**Description of the task:** From the entries below, copy every line that holds the word "content".

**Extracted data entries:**
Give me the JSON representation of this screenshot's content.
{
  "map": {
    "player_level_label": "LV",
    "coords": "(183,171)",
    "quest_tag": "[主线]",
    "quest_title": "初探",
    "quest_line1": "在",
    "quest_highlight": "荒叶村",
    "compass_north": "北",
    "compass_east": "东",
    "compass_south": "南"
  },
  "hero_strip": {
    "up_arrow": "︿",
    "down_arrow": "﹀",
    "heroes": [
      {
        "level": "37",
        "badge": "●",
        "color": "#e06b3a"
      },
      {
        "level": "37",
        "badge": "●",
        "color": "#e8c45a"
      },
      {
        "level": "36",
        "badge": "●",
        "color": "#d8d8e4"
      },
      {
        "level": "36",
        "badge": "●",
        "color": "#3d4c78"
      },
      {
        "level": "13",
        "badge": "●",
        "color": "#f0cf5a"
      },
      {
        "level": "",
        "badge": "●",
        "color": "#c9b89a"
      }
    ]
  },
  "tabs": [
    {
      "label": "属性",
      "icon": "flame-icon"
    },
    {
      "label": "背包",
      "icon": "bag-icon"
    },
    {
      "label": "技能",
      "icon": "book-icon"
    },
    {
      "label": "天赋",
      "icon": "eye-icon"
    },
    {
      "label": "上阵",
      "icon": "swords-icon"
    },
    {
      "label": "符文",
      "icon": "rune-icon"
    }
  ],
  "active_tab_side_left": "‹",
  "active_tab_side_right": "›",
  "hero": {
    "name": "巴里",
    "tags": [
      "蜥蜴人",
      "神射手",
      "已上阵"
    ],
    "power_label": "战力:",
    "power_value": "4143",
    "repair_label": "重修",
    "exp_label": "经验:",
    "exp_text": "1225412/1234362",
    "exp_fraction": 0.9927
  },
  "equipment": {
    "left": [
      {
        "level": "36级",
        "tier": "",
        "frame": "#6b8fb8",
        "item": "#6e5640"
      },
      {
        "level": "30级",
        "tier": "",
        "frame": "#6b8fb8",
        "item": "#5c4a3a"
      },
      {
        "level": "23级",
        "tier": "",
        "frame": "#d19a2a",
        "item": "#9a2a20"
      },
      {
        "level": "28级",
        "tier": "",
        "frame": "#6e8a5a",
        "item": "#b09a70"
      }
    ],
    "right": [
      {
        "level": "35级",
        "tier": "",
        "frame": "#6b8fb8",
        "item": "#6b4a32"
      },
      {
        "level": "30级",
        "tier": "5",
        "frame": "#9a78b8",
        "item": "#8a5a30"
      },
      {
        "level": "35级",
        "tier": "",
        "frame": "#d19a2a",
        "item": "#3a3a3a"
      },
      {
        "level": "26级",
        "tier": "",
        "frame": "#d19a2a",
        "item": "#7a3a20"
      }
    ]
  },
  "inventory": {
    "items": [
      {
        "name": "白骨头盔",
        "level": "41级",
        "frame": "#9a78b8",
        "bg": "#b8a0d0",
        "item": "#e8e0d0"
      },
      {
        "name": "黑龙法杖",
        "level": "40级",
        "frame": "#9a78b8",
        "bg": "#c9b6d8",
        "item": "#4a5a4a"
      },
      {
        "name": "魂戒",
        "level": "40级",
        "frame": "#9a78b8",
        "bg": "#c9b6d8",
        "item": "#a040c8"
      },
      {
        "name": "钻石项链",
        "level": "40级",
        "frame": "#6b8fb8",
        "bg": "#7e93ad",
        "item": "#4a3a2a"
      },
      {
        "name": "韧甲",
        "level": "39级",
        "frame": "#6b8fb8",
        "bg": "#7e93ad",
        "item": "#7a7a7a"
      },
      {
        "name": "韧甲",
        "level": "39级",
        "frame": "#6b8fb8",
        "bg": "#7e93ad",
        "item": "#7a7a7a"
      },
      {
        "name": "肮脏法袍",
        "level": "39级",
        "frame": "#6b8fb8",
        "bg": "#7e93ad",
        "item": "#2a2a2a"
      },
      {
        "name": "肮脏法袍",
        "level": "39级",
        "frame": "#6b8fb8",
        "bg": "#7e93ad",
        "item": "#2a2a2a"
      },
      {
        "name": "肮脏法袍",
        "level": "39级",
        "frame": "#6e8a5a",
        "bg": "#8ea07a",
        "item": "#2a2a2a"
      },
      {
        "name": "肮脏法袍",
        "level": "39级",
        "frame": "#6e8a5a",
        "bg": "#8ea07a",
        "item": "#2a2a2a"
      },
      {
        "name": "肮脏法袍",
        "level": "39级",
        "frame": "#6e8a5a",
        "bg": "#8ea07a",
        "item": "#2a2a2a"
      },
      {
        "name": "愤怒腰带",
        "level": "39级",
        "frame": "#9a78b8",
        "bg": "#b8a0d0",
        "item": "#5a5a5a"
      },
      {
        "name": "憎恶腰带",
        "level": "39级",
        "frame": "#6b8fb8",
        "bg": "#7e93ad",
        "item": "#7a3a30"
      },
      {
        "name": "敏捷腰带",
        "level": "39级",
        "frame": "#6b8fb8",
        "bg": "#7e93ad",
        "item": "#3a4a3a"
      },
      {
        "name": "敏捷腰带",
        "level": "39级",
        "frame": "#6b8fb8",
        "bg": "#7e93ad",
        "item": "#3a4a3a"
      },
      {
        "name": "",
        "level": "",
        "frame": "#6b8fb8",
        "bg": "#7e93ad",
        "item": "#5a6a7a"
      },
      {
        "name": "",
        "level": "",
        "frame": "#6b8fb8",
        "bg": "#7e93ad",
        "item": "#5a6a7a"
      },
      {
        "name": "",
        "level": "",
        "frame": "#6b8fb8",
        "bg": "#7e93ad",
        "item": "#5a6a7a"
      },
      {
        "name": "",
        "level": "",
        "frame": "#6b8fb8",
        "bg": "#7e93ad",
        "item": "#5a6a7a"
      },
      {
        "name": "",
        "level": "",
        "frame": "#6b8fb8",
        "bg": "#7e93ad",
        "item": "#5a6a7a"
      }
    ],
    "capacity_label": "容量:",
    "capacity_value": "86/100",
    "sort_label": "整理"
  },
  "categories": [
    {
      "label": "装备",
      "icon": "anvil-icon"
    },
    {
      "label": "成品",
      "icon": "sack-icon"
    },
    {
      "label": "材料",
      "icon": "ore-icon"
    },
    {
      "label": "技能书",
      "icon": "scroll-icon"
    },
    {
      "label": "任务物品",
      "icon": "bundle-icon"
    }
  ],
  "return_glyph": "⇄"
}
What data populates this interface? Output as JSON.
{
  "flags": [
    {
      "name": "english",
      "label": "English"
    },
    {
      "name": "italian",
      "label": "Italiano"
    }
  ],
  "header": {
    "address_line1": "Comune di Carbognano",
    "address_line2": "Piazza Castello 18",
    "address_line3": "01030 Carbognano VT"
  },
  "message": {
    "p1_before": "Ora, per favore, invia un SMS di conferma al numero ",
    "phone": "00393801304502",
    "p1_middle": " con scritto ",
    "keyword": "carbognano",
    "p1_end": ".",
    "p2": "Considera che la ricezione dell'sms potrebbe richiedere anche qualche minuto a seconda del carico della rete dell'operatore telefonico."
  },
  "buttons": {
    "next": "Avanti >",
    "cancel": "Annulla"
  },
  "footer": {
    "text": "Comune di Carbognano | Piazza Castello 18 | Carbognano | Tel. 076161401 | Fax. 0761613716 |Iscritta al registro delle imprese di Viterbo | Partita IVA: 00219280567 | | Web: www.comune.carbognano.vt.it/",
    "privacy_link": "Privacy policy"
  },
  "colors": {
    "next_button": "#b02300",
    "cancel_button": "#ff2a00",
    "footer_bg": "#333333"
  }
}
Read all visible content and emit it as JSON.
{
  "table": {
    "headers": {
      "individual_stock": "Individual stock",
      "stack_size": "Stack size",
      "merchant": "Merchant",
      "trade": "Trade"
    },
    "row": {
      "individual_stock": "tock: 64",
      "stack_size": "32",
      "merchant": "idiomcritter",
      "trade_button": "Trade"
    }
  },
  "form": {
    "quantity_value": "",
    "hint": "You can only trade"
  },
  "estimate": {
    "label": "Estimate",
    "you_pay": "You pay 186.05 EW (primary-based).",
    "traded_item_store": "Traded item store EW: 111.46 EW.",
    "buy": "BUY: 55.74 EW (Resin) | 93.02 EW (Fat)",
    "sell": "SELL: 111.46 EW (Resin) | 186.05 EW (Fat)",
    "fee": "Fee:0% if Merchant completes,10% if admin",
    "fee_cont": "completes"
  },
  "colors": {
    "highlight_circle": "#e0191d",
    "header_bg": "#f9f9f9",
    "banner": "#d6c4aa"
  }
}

**Solution for this exercise:**
Give me the JSON representation of this screenshot's content.
Read all visible content and emit it as JSON.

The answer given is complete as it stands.